**OBJECTIVE**
According to the article on Google Cast, on what date was the Google Cast SDK released?

**SUPPLIED PASSAGE**
+++
Google Cast
- Developed by: Google
- Introduced: July 24, 2013; 13 years ago
- Industry: Streaming media
- Compatible hardware: Digital media players (Chromecast); smart TVs (Android TV); smart speakers (Google Nest);
- Website: www.android.com/better-together/#cast

= Google Cast =

Streaming protocol developed by Google

Google Cast is a proprietary protocol developed by Google for playing locally stored or Internet-streamed audiovisual content on a compatible consumer device. The protocol is used to initiate and control playback of content on digital media players, high-definition televisions, and home audio systems using a mobile device, personal computer, or smart speaker. The protocol was first launched on July 24, 2013, to support Google's first-generation Chromecast player.

The Google Cast SDK was released on February 3, 2014, allowing third parties to modify their software to support the protocol. According to Google, over 20,000 Google Cast-ready apps were available as of May 2015. Support for Google Cast has since been integrated into subsequent devices, such as the Nexus Player and other Android TV devices (such as televisions), as well as soundbars, speakers, and later models of the Chromecast. Consumer devices that natively support the protocol were marketed as Chromecast built-in from 2016 to 2024, after which the branding reverted back to the Google Cast name. As of October 2017, over 55 million Google Cast-enabled devices have been sold.

==Operation==
Google Cast receivers can stream content via two methods: the first employs mobile and web apps that support the Google Cast technology; the second allows mirroring of content from the web browser Google Chrome running on a personal computer, as well as content displayed on some Android devices. In both cases, playback is initiated through the "cast" button on the sender device.

- The primary method of playing media on the device is through Google Cast–enabled mobile and web apps, which control program selection, playback, and volume. Google Cast receiver devices stream the media from the web within a local version of the Chrome browser, thus freeing the sender device up for other tasks, such as answering a call or using another application, without disrupting playback. Mobile apps enabled for Google Cast are available for both Android 4.1+ and iOS 7.0+; web apps enabled for Google Cast are available on computers running Google Chrome version 72 or later (on Microsoft Windows 7+, macOS 10.7+, and ChromeOS) through the installation of the "Cast extension" in the browser. Streamed content can be Internet-based, as provided by specific apps, or reside on the sender device's local storage.
+++
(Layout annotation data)
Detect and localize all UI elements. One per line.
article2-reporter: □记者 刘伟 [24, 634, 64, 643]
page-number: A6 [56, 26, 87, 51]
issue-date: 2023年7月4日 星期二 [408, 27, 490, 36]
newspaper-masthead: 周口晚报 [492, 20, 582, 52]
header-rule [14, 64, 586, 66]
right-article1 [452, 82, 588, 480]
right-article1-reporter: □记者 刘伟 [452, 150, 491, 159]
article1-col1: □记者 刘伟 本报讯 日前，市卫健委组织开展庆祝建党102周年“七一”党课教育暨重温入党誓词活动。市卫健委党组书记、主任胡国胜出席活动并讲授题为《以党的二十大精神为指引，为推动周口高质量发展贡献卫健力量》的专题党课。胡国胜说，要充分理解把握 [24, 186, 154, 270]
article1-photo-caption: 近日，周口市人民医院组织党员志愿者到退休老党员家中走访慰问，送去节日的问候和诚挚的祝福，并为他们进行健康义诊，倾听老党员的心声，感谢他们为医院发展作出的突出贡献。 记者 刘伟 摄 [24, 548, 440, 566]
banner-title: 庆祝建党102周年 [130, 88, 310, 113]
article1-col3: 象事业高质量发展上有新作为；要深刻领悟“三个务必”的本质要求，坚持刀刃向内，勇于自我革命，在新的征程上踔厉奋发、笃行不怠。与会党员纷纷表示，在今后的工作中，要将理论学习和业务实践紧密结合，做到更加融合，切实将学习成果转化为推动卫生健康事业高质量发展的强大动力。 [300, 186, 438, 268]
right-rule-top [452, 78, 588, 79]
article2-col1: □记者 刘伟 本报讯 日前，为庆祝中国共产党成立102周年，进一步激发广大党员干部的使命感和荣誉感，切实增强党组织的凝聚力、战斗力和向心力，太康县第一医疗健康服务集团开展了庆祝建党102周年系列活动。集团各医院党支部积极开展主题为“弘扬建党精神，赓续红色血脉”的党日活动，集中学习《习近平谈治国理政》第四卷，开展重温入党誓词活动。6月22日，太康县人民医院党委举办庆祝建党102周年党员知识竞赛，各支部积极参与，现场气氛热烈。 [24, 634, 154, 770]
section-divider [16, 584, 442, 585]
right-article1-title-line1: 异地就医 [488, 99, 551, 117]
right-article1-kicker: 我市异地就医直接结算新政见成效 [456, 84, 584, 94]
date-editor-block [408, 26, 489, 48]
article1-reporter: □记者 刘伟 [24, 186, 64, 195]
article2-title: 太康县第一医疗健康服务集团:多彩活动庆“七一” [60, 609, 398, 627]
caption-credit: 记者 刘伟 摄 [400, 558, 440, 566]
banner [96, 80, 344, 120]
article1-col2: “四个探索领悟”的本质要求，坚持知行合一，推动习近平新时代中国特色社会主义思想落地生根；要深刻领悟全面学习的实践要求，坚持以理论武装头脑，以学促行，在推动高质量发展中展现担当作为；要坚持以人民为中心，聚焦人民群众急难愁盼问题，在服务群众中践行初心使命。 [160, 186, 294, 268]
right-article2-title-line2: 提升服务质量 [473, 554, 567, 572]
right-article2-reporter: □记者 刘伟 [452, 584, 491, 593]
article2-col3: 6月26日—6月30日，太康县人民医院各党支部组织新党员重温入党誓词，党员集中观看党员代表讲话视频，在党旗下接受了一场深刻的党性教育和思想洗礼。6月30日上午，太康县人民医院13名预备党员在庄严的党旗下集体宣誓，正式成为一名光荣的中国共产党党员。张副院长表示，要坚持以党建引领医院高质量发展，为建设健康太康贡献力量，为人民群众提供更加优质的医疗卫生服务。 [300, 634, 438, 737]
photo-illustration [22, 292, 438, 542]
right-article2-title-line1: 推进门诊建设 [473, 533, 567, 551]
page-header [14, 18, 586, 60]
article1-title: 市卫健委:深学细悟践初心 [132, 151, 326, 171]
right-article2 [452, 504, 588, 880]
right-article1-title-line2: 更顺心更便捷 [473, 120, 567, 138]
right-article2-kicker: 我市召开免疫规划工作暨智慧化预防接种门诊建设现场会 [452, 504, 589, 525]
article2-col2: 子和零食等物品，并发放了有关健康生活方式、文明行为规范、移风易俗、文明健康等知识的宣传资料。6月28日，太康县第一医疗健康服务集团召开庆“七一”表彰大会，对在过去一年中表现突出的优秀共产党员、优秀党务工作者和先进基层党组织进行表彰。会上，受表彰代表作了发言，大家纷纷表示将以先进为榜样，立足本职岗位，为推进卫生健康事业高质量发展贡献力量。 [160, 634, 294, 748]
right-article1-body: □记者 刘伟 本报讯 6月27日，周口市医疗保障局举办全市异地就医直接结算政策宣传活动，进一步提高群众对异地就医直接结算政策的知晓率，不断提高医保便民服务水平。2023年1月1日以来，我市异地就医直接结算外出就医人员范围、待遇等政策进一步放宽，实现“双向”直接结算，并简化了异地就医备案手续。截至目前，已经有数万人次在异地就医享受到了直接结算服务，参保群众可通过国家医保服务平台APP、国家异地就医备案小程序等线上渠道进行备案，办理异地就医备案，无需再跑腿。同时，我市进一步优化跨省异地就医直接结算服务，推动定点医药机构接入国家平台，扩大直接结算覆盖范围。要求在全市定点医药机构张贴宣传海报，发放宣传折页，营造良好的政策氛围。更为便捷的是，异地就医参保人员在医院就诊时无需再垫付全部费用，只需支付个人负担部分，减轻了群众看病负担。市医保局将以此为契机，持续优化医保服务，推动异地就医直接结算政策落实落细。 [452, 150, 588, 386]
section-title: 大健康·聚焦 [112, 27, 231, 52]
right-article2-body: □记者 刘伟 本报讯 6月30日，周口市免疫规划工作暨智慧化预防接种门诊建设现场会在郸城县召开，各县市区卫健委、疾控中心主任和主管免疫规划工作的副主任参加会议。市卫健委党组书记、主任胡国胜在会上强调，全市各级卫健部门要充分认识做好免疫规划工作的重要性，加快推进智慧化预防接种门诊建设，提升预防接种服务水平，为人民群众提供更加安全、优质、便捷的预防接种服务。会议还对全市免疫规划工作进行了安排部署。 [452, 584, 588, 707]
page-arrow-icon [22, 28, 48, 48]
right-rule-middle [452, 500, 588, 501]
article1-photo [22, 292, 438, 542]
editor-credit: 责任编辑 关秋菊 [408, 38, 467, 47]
+++
**TASK RESULT**
February 3, 2014.